### RECORD EXCERPTS ###
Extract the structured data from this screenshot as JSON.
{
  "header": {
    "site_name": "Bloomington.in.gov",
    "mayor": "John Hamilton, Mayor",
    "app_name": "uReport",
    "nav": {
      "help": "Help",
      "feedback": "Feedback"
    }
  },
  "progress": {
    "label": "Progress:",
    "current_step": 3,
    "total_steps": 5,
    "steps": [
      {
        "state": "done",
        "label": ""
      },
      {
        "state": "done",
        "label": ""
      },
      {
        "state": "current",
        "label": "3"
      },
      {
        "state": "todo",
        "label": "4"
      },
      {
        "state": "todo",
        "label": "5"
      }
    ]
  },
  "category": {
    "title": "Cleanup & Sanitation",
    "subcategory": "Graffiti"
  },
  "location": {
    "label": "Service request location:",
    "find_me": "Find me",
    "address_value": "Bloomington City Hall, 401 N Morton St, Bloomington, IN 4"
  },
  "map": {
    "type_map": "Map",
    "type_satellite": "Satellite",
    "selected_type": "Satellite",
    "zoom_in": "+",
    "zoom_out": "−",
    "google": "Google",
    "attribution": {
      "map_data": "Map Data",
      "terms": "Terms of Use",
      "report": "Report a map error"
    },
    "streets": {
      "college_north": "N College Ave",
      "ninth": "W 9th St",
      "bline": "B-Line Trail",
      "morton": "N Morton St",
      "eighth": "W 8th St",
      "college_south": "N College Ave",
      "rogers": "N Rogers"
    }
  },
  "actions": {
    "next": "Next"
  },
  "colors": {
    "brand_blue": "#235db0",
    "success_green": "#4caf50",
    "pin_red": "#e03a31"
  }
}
###
### RECORD EXCERPTS ###
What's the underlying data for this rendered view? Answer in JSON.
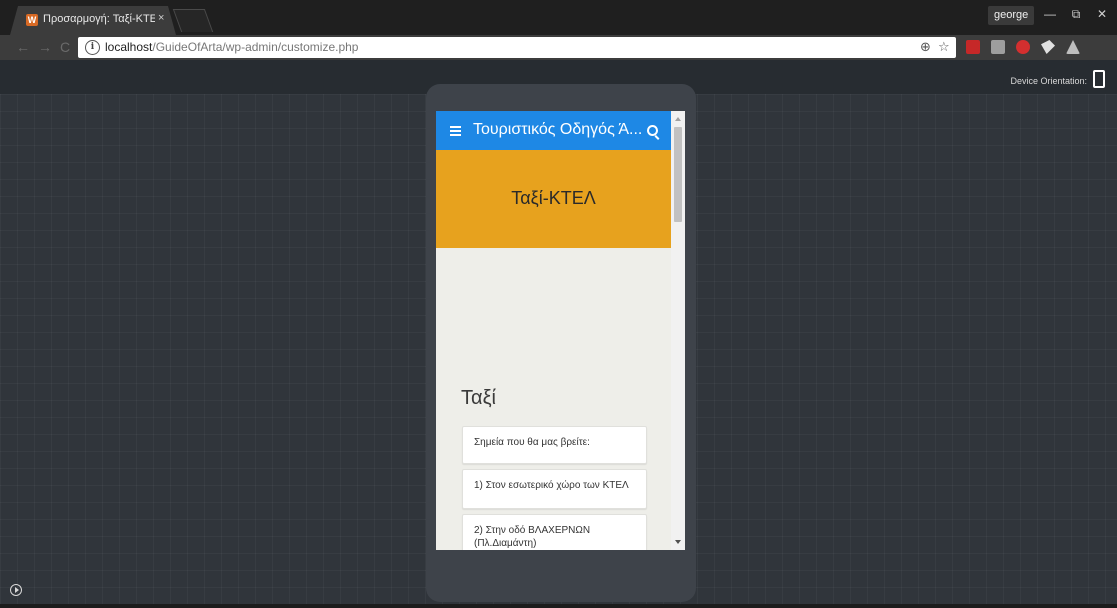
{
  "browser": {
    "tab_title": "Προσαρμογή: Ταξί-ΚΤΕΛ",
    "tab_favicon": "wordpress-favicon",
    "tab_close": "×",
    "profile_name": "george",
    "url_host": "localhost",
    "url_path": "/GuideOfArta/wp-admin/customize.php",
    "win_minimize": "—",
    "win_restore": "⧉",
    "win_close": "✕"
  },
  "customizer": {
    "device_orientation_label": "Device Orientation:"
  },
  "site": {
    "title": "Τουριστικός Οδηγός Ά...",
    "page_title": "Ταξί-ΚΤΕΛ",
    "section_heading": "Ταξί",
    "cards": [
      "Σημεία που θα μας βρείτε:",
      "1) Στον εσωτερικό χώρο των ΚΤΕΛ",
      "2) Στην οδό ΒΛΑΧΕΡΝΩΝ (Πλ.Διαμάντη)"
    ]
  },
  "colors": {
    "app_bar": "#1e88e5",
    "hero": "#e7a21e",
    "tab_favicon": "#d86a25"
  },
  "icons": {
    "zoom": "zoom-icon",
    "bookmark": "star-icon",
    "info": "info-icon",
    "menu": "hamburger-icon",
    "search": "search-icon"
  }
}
###
### RECORD EXCERPTS ###
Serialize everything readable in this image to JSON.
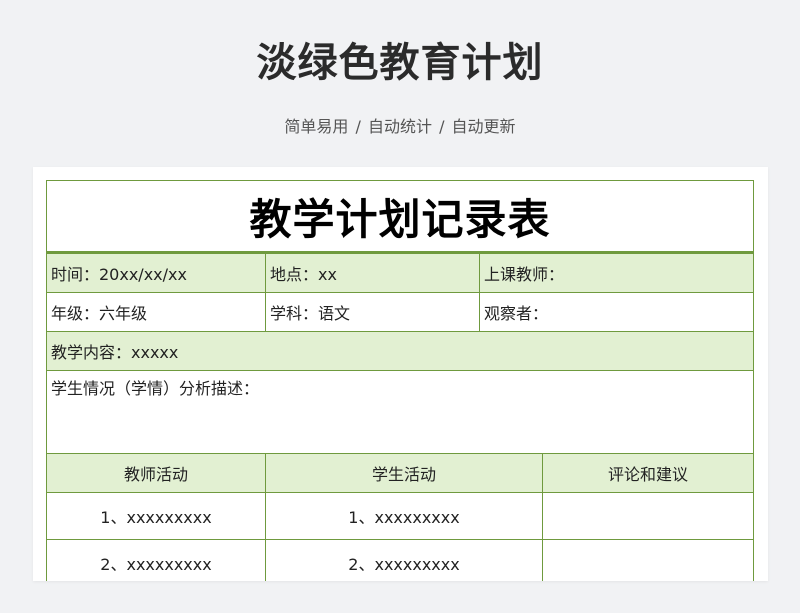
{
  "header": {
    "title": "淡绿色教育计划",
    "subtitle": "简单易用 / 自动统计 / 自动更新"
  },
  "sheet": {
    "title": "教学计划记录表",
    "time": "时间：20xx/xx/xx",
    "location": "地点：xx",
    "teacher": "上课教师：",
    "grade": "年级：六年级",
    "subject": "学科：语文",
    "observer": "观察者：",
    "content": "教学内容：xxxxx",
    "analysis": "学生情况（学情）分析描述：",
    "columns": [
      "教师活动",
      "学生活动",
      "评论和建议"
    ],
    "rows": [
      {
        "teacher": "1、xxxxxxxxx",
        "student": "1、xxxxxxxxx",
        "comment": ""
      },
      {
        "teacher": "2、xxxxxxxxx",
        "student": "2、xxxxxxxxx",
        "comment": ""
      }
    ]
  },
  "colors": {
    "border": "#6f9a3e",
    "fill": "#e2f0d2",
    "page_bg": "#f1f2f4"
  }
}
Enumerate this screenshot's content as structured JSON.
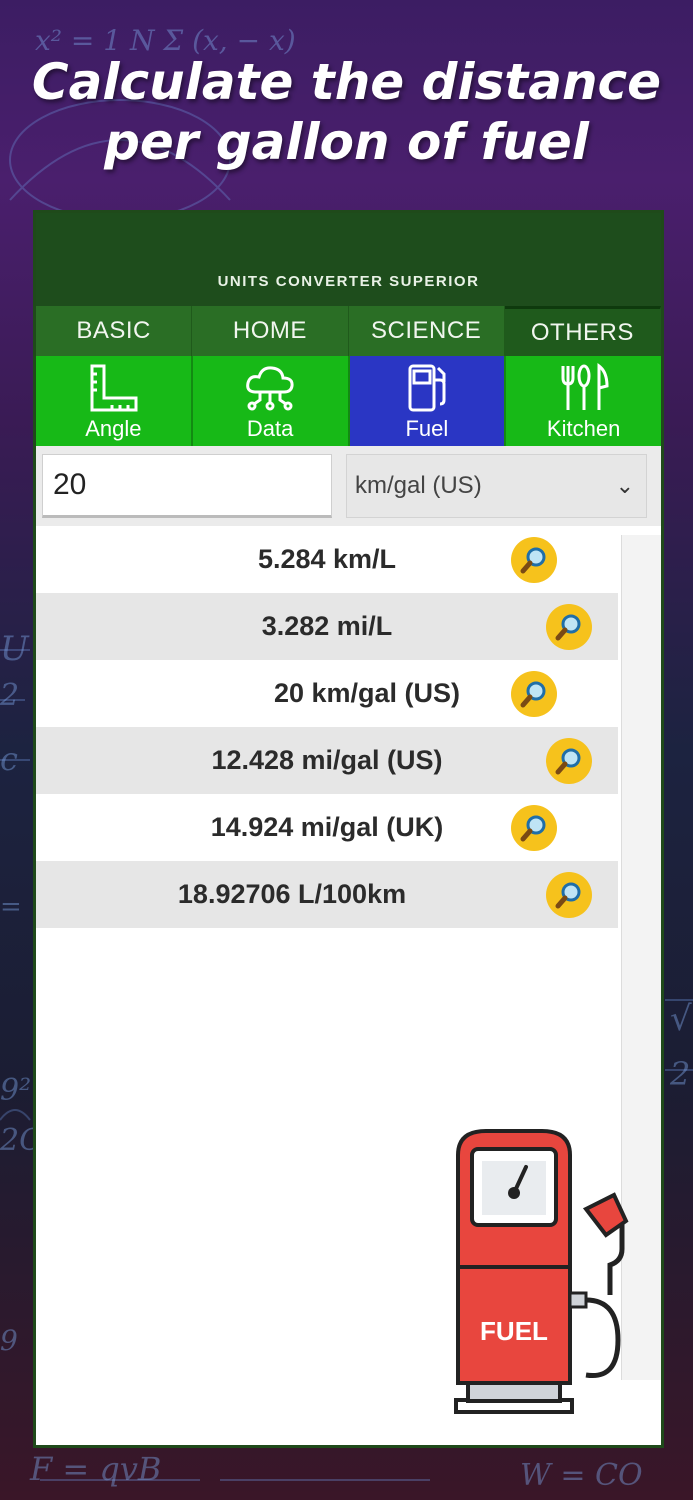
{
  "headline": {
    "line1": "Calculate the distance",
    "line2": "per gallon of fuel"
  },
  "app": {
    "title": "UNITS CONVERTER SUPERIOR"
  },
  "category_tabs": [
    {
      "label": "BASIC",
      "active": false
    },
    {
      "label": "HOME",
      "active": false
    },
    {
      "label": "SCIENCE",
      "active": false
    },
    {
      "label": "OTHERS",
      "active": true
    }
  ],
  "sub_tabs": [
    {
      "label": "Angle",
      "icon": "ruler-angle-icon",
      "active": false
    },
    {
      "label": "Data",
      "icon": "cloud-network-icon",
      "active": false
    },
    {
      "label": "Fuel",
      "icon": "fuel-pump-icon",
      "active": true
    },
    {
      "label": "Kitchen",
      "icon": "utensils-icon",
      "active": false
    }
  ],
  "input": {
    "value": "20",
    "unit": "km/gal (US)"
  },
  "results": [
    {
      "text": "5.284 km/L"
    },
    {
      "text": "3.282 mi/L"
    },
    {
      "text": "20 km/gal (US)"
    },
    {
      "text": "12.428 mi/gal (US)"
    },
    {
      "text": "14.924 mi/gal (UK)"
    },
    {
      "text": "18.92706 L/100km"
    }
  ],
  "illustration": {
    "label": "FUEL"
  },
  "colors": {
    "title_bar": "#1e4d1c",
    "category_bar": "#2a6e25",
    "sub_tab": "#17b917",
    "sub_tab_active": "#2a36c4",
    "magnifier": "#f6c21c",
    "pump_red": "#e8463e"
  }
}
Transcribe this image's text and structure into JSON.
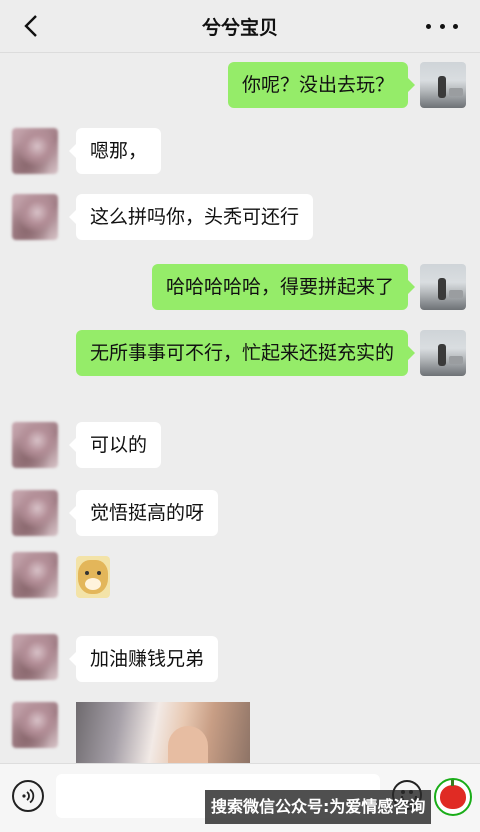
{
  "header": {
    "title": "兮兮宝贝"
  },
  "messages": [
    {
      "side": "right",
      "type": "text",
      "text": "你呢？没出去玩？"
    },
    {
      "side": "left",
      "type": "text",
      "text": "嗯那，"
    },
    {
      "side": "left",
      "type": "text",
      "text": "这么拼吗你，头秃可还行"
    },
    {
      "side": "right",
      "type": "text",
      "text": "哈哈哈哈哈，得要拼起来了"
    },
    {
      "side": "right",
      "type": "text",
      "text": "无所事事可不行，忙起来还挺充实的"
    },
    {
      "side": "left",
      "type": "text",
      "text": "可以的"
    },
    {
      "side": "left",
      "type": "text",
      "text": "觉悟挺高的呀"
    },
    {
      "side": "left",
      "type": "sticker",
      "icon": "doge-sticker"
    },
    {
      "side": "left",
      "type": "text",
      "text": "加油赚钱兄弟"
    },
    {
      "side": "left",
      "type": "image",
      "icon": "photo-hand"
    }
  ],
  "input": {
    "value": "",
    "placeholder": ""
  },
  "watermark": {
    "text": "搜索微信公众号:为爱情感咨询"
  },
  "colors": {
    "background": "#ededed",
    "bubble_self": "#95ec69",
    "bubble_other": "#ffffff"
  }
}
###
== SET EXERCISE ==
Look over the listing above. Pick out and copy every line that includes "Bloomington".

== REPLY TO THE EXERCISE ==
    "site_name": "Bloomington.in.gov",
    "address_value": "Bloomington City Hall, 401 N Morton St, Bloomington, IN 4"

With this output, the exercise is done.